** THE PROBLEM **
Reproduce the listing below in full and without alteration, apart from its pictures.

(Figure contents as structured data)
** BEGIN **
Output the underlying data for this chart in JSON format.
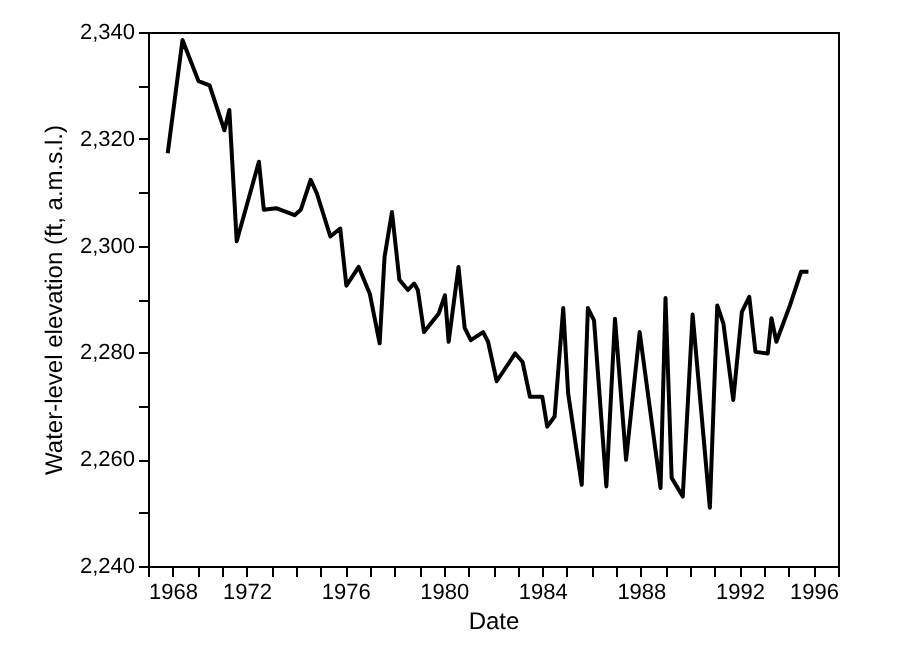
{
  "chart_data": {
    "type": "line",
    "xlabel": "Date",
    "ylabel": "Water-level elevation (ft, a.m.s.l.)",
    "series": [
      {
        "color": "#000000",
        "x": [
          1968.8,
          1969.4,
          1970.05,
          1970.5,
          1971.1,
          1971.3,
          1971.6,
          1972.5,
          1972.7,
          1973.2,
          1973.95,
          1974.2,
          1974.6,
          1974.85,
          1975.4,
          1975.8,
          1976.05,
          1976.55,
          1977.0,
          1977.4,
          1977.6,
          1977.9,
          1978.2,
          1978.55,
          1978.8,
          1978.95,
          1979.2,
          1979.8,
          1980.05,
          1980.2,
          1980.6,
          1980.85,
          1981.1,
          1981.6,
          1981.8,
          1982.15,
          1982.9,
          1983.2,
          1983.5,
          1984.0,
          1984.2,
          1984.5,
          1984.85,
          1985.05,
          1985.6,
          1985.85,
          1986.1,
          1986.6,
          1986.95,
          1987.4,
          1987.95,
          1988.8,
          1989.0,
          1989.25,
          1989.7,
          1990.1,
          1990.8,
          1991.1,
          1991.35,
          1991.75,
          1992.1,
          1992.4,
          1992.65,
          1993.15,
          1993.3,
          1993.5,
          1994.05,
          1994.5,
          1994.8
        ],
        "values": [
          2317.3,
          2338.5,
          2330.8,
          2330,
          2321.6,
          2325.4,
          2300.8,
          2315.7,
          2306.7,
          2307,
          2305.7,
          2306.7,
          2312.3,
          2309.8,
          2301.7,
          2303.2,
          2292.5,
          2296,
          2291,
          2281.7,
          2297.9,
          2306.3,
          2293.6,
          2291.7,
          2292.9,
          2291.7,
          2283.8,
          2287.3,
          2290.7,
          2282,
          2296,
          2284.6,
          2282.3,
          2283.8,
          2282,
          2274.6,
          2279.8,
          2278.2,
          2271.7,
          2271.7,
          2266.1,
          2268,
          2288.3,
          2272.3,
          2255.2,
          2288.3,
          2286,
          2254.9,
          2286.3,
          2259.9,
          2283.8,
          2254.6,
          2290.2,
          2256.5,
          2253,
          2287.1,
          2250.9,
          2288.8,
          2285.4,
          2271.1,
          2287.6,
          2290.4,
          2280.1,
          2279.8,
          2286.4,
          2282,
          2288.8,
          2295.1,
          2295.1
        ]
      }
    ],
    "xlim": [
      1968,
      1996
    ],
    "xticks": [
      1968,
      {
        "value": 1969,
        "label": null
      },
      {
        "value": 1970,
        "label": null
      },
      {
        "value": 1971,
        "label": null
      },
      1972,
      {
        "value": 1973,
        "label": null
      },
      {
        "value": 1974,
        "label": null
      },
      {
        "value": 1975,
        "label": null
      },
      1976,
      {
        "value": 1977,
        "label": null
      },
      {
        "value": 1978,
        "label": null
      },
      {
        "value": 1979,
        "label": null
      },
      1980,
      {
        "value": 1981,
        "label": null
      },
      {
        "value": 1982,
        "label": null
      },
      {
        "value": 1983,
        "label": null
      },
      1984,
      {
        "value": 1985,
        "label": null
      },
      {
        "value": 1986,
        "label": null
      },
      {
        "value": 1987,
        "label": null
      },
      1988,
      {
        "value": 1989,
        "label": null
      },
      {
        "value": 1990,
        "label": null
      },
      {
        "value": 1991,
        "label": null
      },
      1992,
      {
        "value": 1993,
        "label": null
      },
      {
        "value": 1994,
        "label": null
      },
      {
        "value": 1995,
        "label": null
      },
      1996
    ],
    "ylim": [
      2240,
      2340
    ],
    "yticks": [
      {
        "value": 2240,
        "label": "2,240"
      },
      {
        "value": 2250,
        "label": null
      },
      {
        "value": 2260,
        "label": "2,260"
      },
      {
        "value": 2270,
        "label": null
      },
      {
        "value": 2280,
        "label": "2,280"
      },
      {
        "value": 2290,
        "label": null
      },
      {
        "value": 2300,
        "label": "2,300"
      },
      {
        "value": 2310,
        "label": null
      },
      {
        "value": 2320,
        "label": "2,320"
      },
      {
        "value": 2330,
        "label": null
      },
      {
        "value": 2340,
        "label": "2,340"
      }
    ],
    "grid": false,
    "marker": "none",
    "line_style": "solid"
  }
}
** END **
** EXERCISE RESPONSE **
Output the underlying data for this chart in JSON format.
{
  "chart_data": {
    "type": "line",
    "xlabel": "Date",
    "ylabel": "Water-level elevation (ft, a.m.s.l.)",
    "series": [
      {
        "color": "#000000",
        "x": [
          1968.8,
          1969.4,
          1970.05,
          1970.5,
          1971.1,
          1971.3,
          1971.6,
          1972.5,
          1972.7,
          1973.2,
          1973.95,
          1974.2,
          1974.6,
          1974.85,
          1975.4,
          1975.8,
          1976.05,
          1976.55,
          1977.0,
          1977.4,
          1977.6,
          1977.9,
          1978.2,
          1978.55,
          1978.8,
          1978.95,
          1979.2,
          1979.8,
          1980.05,
          1980.2,
          1980.6,
          1980.85,
          1981.1,
          1981.6,
          1981.8,
          1982.15,
          1982.9,
          1983.2,
          1983.5,
          1984.0,
          1984.2,
          1984.5,
          1984.85,
          1985.05,
          1985.6,
          1985.85,
          1986.1,
          1986.6,
          1986.95,
          1987.4,
          1987.95,
          1988.8,
          1989.0,
          1989.25,
          1989.7,
          1990.1,
          1990.8,
          1991.1,
          1991.35,
          1991.75,
          1992.1,
          1992.4,
          1992.65,
          1993.15,
          1993.3,
          1993.5,
          1994.05,
          1994.5,
          1994.8
        ],
        "values": [
          2317.3,
          2338.5,
          2330.8,
          2330,
          2321.6,
          2325.4,
          2300.8,
          2315.7,
          2306.7,
          2307,
          2305.7,
          2306.7,
          2312.3,
          2309.8,
          2301.7,
          2303.2,
          2292.5,
          2296,
          2291,
          2281.7,
          2297.9,
          2306.3,
          2293.6,
          2291.7,
          2292.9,
          2291.7,
          2283.8,
          2287.3,
          2290.7,
          2282,
          2296,
          2284.6,
          2282.3,
          2283.8,
          2282,
          2274.6,
          2279.8,
          2278.2,
          2271.7,
          2271.7,
          2266.1,
          2268,
          2288.3,
          2272.3,
          2255.2,
          2288.3,
          2286,
          2254.9,
          2286.3,
          2259.9,
          2283.8,
          2254.6,
          2290.2,
          2256.5,
          2253,
          2287.1,
          2250.9,
          2288.8,
          2285.4,
          2271.1,
          2287.6,
          2290.4,
          2280.1,
          2279.8,
          2286.4,
          2282,
          2288.8,
          2295.1,
          2295.1
        ]
      }
    ],
    "xlim": [
      1968,
      1996
    ],
    "xticks": [
      1968,
      {
        "value": 1969,
        "label": null
      },
      {
        "value": 1970,
        "label": null
      },
      {
        "value": 1971,
        "label": null
      },
      1972,
      {
        "value": 1973,
        "label": null
      },
      {
        "value": 1974,
        "label": null
      },
      {
        "value": 1975,
        "label": null
      },
      1976,
      {
        "value": 1977,
        "label": null
      },
      {
        "value": 1978,
        "label": null
      },
      {
        "value": 1979,
        "label": null
      },
      1980,
      {
        "value": 1981,
        "label": null
      },
      {
        "value": 1982,
        "label": null
      },
      {
        "value": 1983,
        "label": null
      },
      1984,
      {
        "value": 1985,
        "label": null
      },
      {
        "value": 1986,
        "label": null
      },
      {
        "value": 1987,
        "label": null
      },
      1988,
      {
        "value": 1989,
        "label": null
      },
      {
        "value": 1990,
        "label": null
      },
      {
        "value": 1991,
        "label": null
      },
      1992,
      {
        "value": 1993,
        "label": null
      },
      {
        "value": 1994,
        "label": null
      },
      {
        "value": 1995,
        "label": null
      },
      1996
    ],
    "ylim": [
      2240,
      2340
    ],
    "yticks": [
      {
        "value": 2240,
        "label": "2,240"
      },
      {
        "value": 2250,
        "label": null
      },
      {
        "value": 2260,
        "label": "2,260"
      },
      {
        "value": 2270,
        "label": null
      },
      {
        "value": 2280,
        "label": "2,280"
      },
      {
        "value": 2290,
        "label": null
      },
      {
        "value": 2300,
        "label": "2,300"
      },
      {
        "value": 2310,
        "label": null
      },
      {
        "value": 2320,
        "label": "2,320"
      },
      {
        "value": 2330,
        "label": null
      },
      {
        "value": 2340,
        "label": "2,340"
      }
    ],
    "grid": false,
    "marker": "none",
    "line_style": "solid"
  }
}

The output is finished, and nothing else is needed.